- [WHAT NEEDS TO BE DONE]:
Reproduce the forum post verbatim from "06-07-2005, 02:36 PM" up to and including "penumbral at best.".

- [PROVIDED TEXT]:
06-07-2005, 02:36 PM
Quote:It is clear that guns kill a lot more people than weed....so why this double moral?It is also clear that a lot more people protect their lives with guns that with medical marijuana, otherwise 50-60% of the American population would currently be stoned off their ass, and close to 15% would have to have a condition treatable by medical marijuana. There is also constitutional protection of the right to bear arms, while the right to do drugs is a currently penumbral at best.
Quote:It has always seemed interesting to me that we needed a constitutional amendment to ban alcohol at the time. Yet, we no longer need such trivialities to ban substances any longer.Actually, the constitutional amendment was largely there as a publicity stunt. The Volstead Act alone could have easily done the job. And the purpose of the Prohibition was mostly to serve as a publicity act, and to make more grain available for recovery after the war.
Quote:Prohibition was repealed for a very good reason: it was beyond counterproductive. You'd think someone would draw a few lessons from that episode.Prohibition kept the nervous grannies happy for a while, assisted the recovery of western Europe, and It also served to reduce the consumption of alcoholic beverages by Americans by 50 percent, cirrhosis of the liver by 63 percent, mental hospital admissions for alcohol psychosis by 60 percent and arrests for drunk and disorderly behavior by 50 percent. As the intent of the law was not to reduce crime, that leaves it as moderately sucessful.
That still doesn't make it a good thing, but far from completely conterproductive.
To the OP:
Just look up the current interpretation of the Commerce Clause on wikipedia whenever that resource shows back up.

- [SOURCE MATERIAL]:
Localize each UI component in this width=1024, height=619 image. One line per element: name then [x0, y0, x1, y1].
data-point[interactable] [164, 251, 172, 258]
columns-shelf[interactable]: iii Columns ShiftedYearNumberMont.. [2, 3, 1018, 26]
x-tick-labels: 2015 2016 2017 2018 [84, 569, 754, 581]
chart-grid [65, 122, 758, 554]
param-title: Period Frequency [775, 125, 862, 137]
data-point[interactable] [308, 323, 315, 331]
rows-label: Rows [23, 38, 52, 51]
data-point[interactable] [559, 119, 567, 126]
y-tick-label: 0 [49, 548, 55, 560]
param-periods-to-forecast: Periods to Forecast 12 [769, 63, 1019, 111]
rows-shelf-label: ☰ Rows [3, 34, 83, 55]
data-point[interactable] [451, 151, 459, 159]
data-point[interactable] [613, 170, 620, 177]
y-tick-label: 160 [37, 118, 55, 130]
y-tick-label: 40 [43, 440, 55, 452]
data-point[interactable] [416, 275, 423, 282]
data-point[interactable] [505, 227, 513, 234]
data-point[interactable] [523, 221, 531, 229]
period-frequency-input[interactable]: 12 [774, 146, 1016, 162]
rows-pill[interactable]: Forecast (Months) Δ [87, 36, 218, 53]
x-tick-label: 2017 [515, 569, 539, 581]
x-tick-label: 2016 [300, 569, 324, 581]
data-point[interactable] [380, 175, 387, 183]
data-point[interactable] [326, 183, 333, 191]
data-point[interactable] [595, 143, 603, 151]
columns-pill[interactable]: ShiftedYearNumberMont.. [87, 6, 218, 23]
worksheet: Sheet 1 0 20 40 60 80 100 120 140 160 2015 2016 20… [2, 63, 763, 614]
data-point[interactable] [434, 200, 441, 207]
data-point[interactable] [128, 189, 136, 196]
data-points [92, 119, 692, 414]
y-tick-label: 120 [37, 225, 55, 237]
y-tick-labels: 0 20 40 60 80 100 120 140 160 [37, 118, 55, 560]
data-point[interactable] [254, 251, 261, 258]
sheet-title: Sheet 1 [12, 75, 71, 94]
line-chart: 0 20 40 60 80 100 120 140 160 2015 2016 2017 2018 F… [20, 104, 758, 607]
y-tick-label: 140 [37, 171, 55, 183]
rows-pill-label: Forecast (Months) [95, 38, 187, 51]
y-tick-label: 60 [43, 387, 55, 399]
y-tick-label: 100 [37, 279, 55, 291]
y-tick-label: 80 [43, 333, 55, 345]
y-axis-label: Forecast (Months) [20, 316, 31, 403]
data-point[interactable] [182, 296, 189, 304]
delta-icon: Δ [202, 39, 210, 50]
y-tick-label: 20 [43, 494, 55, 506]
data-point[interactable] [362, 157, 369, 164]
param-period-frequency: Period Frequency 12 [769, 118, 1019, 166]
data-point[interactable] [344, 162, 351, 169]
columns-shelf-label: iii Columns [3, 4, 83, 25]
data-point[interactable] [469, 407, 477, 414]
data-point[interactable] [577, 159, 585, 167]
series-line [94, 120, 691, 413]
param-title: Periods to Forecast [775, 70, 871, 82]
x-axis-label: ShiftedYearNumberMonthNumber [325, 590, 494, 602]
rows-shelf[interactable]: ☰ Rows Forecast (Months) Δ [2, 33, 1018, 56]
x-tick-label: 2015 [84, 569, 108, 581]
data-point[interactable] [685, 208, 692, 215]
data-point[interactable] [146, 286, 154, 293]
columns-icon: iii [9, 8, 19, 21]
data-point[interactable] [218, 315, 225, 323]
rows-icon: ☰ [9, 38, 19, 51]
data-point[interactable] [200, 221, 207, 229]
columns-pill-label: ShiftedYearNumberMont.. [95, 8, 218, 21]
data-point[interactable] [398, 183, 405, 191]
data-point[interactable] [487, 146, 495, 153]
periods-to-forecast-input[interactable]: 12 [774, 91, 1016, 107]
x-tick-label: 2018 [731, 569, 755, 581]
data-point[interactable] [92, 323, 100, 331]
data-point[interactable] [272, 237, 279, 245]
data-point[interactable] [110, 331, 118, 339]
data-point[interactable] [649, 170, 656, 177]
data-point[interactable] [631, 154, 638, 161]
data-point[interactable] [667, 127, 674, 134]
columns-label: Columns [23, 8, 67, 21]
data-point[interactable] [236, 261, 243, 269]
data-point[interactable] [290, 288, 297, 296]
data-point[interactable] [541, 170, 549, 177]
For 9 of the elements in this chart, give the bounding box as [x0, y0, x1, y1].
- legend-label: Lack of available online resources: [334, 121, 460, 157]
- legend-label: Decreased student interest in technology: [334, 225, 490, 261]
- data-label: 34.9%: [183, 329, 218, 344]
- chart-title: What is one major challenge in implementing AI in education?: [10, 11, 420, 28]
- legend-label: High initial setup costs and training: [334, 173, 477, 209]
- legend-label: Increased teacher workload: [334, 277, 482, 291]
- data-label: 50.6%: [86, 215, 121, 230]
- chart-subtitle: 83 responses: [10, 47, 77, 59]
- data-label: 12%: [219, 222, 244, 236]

- [OUTPUT FOR THIS EXERCISE]:
06-07-2005, 02:36 PM
Quote:It is clear that guns kill a lot more people than weed....so why this double moral?It is also clear that a lot more people protect their lives with guns that with medical marijuana, otherwise 50-60% of the American population would currently be stoned off their ass, and close to 15% would have to have a condition treatable by medical marijuana. There is also constitutional protection of the right to bear arms, while the right to do drugs is a currently penumbral at best.